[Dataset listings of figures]
— Begin —
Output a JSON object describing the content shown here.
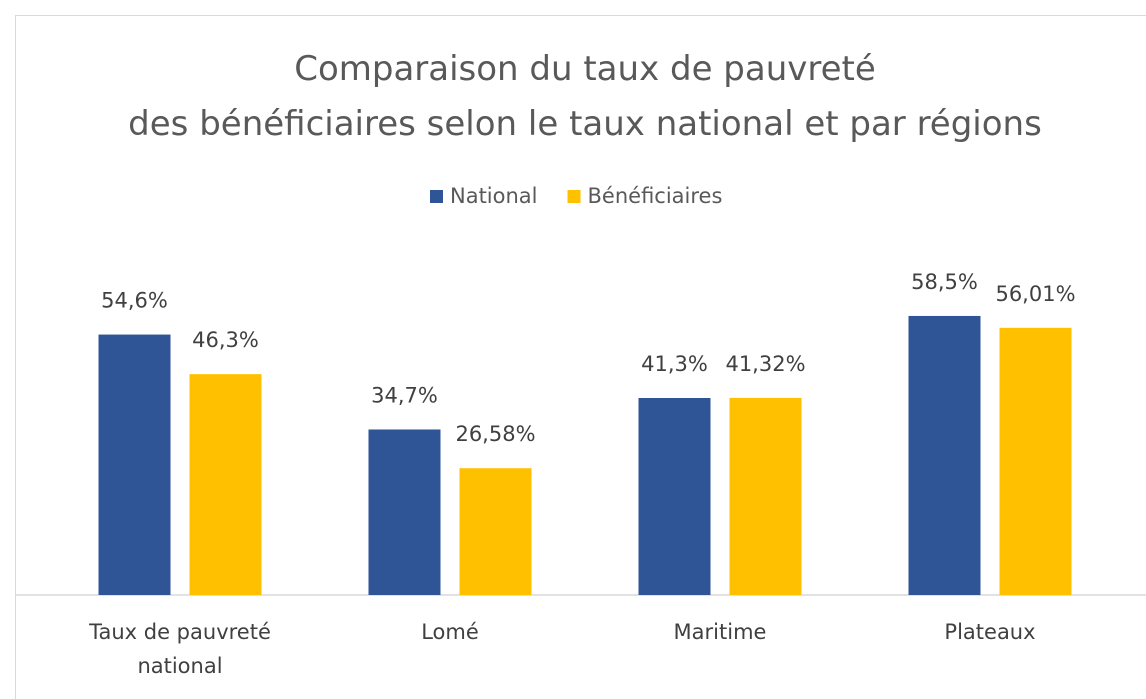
{
  "chart_data": {
    "type": "bar",
    "title": "Comparaison du taux de pauvreté des bénéficiaires selon le taux national et par régions",
    "categories": [
      "Taux de pauvreté national",
      "Lomé",
      "Maritime",
      "Plateaux"
    ],
    "series": [
      {
        "name": "National",
        "color": "#2f5597",
        "values": [
          54.6,
          34.7,
          41.3,
          58.5
        ],
        "value_labels": [
          "54,6%",
          "34,7%",
          "41,3%",
          "58,5%"
        ]
      },
      {
        "name": "Bénéficiaires",
        "color": "#ffc000",
        "values": [
          46.3,
          26.58,
          41.32,
          56.01
        ],
        "value_labels": [
          "46,3%",
          "26,58%",
          "41,32%",
          "56,01%"
        ]
      }
    ],
    "legend": "top"
  }
}
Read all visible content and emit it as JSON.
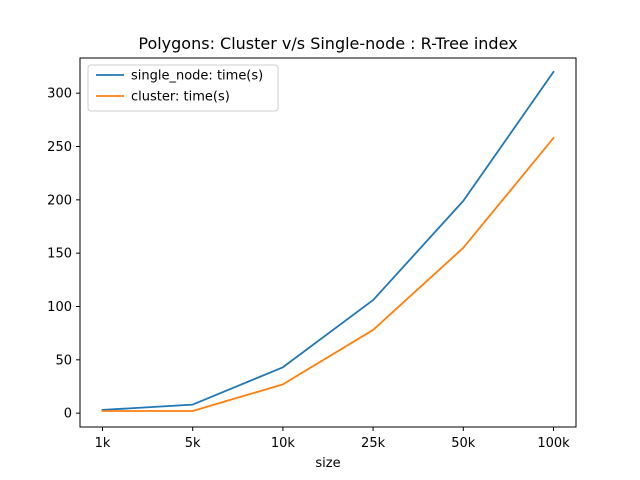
{
  "chart_data": {
    "type": "line",
    "title": "Polygons: Cluster v/s Single-node : R-Tree index",
    "xlabel": "size",
    "ylabel": "",
    "categories": [
      "1k",
      "5k",
      "10k",
      "25k",
      "50k",
      "100k"
    ],
    "ylim": [
      -13,
      333
    ],
    "yticks": [
      0,
      50,
      100,
      150,
      200,
      250,
      300
    ],
    "grid": false,
    "legend_position": "top-left",
    "series": [
      {
        "name": "single_node: time(s)",
        "color": "#1f77b4",
        "values": [
          3,
          8,
          43,
          106,
          199,
          320
        ]
      },
      {
        "name": "cluster: time(s)",
        "color": "#ff7f0e",
        "values": [
          2,
          2,
          27,
          78,
          155,
          258
        ]
      }
    ]
  }
}
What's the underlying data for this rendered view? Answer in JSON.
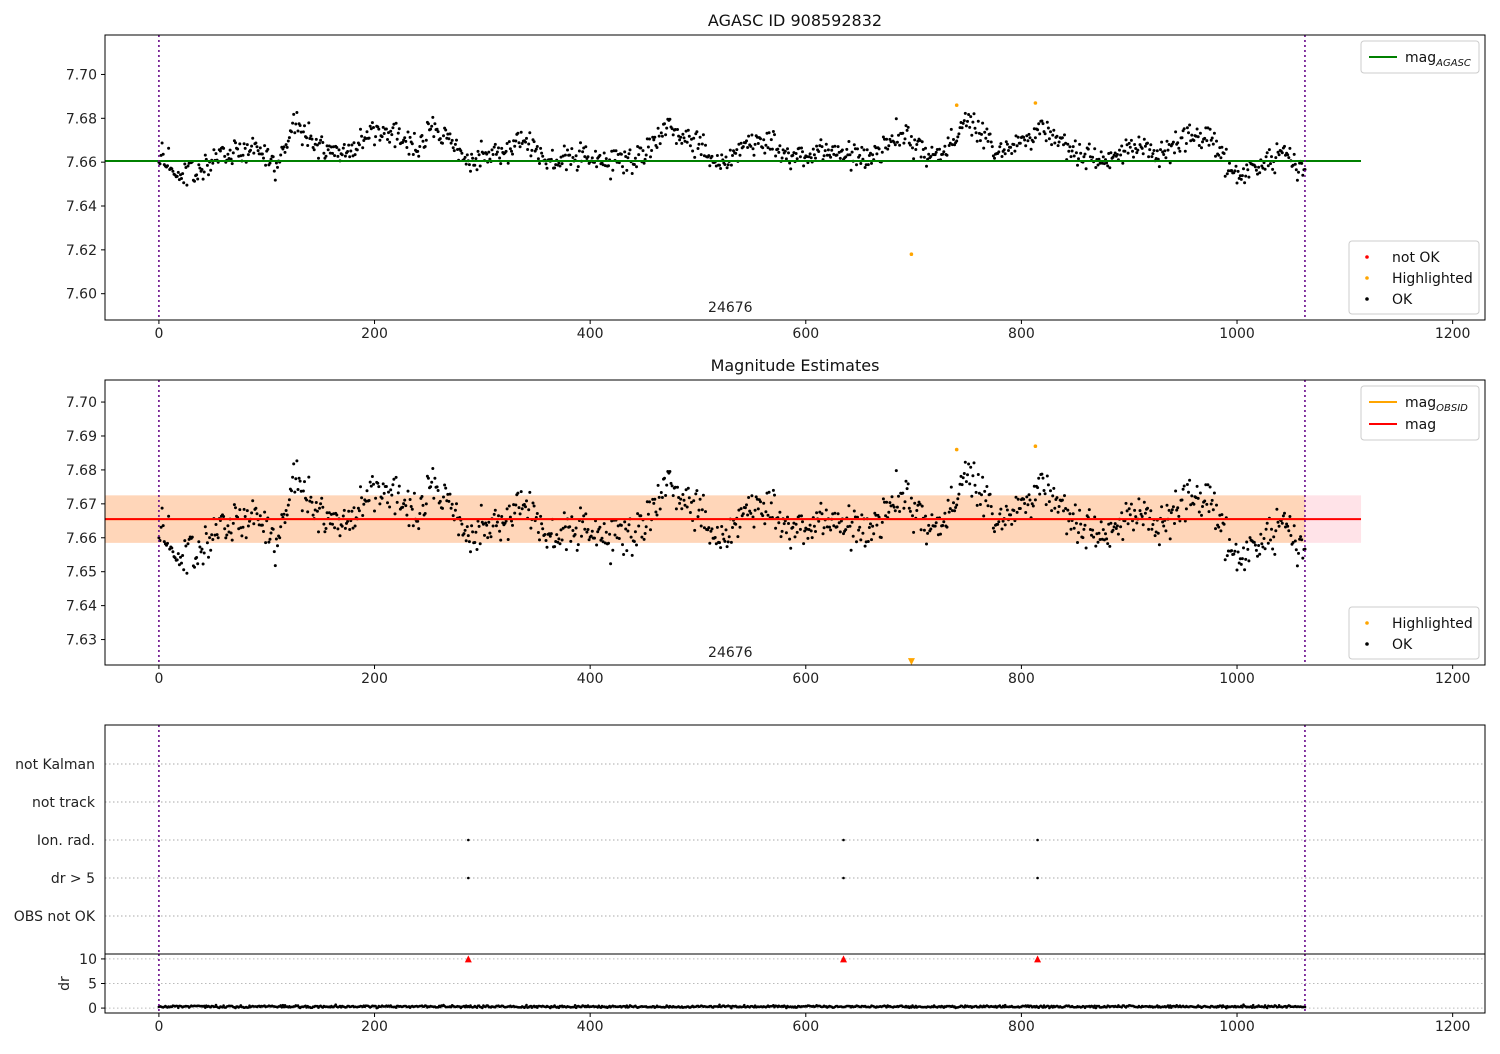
{
  "figure": {
    "title": "AGASC ID 908592832",
    "obsid_label": "24676"
  },
  "chart_data": [
    {
      "type": "scatter",
      "title": "AGASC ID 908592832",
      "xlim": [
        -50,
        1230
      ],
      "ylim": [
        7.588,
        7.718
      ],
      "xticks": [
        0,
        200,
        400,
        600,
        800,
        1000,
        1200
      ],
      "yticks": [
        7.6,
        7.62,
        7.64,
        7.66,
        7.68,
        7.7
      ],
      "ytick_decimals": 2,
      "annotation": "24676",
      "vlines": [
        0,
        1063
      ],
      "hlines": [
        {
          "name": "mag_AGASC",
          "y": 7.6605,
          "x_end": 1115,
          "color": "#008000"
        }
      ],
      "legend_lines": [
        {
          "name": "mag",
          "subscript": "AGASC",
          "color": "#008000"
        }
      ],
      "legend_points": [
        {
          "name": "not OK",
          "color": "#ff0000"
        },
        {
          "name": "Highlighted",
          "color": "#ffa500"
        },
        {
          "name": "OK",
          "color": "#000000"
        }
      ],
      "series": [
        {
          "name": "OK",
          "color": "#000000",
          "n_points": 1064,
          "x_range": [
            0,
            1063
          ],
          "mean": 7.664,
          "trend": [
            [
              0,
              7.662
            ],
            [
              20,
              7.654
            ],
            [
              40,
              7.658
            ],
            [
              60,
              7.664
            ],
            [
              90,
              7.666
            ],
            [
              110,
              7.657
            ],
            [
              125,
              7.679
            ],
            [
              140,
              7.668
            ],
            [
              170,
              7.664
            ],
            [
              200,
              7.673
            ],
            [
              220,
              7.672
            ],
            [
              240,
              7.666
            ],
            [
              255,
              7.677
            ],
            [
              270,
              7.669
            ],
            [
              290,
              7.661
            ],
            [
              320,
              7.665
            ],
            [
              340,
              7.671
            ],
            [
              360,
              7.66
            ],
            [
              390,
              7.664
            ],
            [
              420,
              7.66
            ],
            [
              450,
              7.663
            ],
            [
              470,
              7.676
            ],
            [
              500,
              7.668
            ],
            [
              520,
              7.658
            ],
            [
              540,
              7.667
            ],
            [
              560,
              7.67
            ],
            [
              590,
              7.661
            ],
            [
              610,
              7.665
            ],
            [
              640,
              7.664
            ],
            [
              660,
              7.663
            ],
            [
              690,
              7.673
            ],
            [
              710,
              7.663
            ],
            [
              730,
              7.666
            ],
            [
              750,
              7.679
            ],
            [
              780,
              7.664
            ],
            [
              810,
              7.672
            ],
            [
              820,
              7.676
            ],
            [
              850,
              7.663
            ],
            [
              880,
              7.661
            ],
            [
              910,
              7.668
            ],
            [
              930,
              7.663
            ],
            [
              950,
              7.671
            ],
            [
              975,
              7.672
            ],
            [
              995,
              7.654
            ],
            [
              1020,
              7.658
            ],
            [
              1040,
              7.663
            ],
            [
              1063,
              7.656
            ]
          ]
        },
        {
          "name": "Highlighted",
          "color": "#ffa500",
          "points": [
            [
              698,
              7.618
            ],
            [
              740,
              7.686
            ],
            [
              813,
              7.687
            ]
          ]
        },
        {
          "name": "not OK",
          "color": "#ff0000",
          "points": []
        }
      ]
    },
    {
      "type": "scatter",
      "title": "Magnitude Estimates",
      "xlim": [
        -50,
        1230
      ],
      "ylim": [
        7.6225,
        7.7065
      ],
      "xticks": [
        0,
        200,
        400,
        600,
        800,
        1000,
        1200
      ],
      "yticks": [
        7.63,
        7.64,
        7.65,
        7.66,
        7.67,
        7.68,
        7.69,
        7.7
      ],
      "ytick_decimals": 2,
      "annotation": "24676",
      "vlines": [
        0,
        1063
      ],
      "bands": [
        {
          "name": "mag band",
          "y0": 7.6585,
          "y1": 7.6725,
          "x_end": 1115,
          "color": "#ffc0cb",
          "opacity": 0.45
        },
        {
          "name": "mag_OBSID band",
          "y0": 7.6585,
          "y1": 7.6725,
          "x_end": 1063,
          "color": "#ffa500",
          "opacity": 0.2
        }
      ],
      "hlines": [
        {
          "name": "mag_OBSID",
          "y": 7.6655,
          "x_end": 1063,
          "color": "#ffa500"
        },
        {
          "name": "mag",
          "y": 7.6655,
          "x_end": 1115,
          "color": "#ff0000"
        }
      ],
      "legend_lines": [
        {
          "name": "mag",
          "subscript": "OBSID",
          "color": "#ffa500"
        },
        {
          "name": "mag",
          "subscript": "",
          "color": "#ff0000"
        }
      ],
      "legend_points": [
        {
          "name": "Highlighted",
          "color": "#ffa500"
        },
        {
          "name": "OK",
          "color": "#000000"
        }
      ],
      "series": [
        {
          "name": "OK",
          "color": "#000000",
          "same_as_panel": 0
        },
        {
          "name": "Highlighted",
          "color": "#ffa500",
          "points": [
            [
              740,
              7.686
            ],
            [
              813,
              7.687
            ]
          ]
        },
        {
          "name": "below range",
          "color": "#ffa500",
          "marker": "triangle-down",
          "points": [
            [
              698,
              7.6235
            ]
          ]
        }
      ]
    },
    {
      "type": "scatter",
      "title": "",
      "xlim": [
        -50,
        1230
      ],
      "xticks": [
        0,
        200,
        400,
        600,
        800,
        1000,
        1200
      ],
      "categories": [
        "not Kalman",
        "not track",
        "Ion. rad.",
        "dr > 5",
        "OBS not OK"
      ],
      "vlines": [
        0,
        1063
      ],
      "series": [
        {
          "name": "Ion. rad.",
          "color": "#000000",
          "x": [
            287,
            635,
            815
          ]
        },
        {
          "name": "dr > 5",
          "color": "#000000",
          "x": [
            287,
            635,
            815
          ]
        }
      ]
    },
    {
      "type": "scatter",
      "title": "",
      "ylabel": "dr",
      "xlim": [
        -50,
        1230
      ],
      "ylim": [
        -1,
        11
      ],
      "xticks": [
        0,
        200,
        400,
        600,
        800,
        1000,
        1200
      ],
      "yticks": [
        0,
        5,
        10
      ],
      "ytick_decimals": 0,
      "vlines": [
        0,
        1063
      ],
      "series": [
        {
          "name": "dr",
          "color": "#000000",
          "n_points": 1064,
          "x_range": [
            0,
            1063
          ],
          "typical": 0.3
        },
        {
          "name": "dr clipped",
          "color": "#ff0000",
          "marker": "triangle-up",
          "points": [
            [
              287,
              10
            ],
            [
              635,
              10
            ],
            [
              815,
              10
            ]
          ]
        }
      ]
    }
  ]
}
— End —
Instructions for the task –
Say how many lines in the entries contain the string "content", and say nothing else.

Solution to the exercise –
2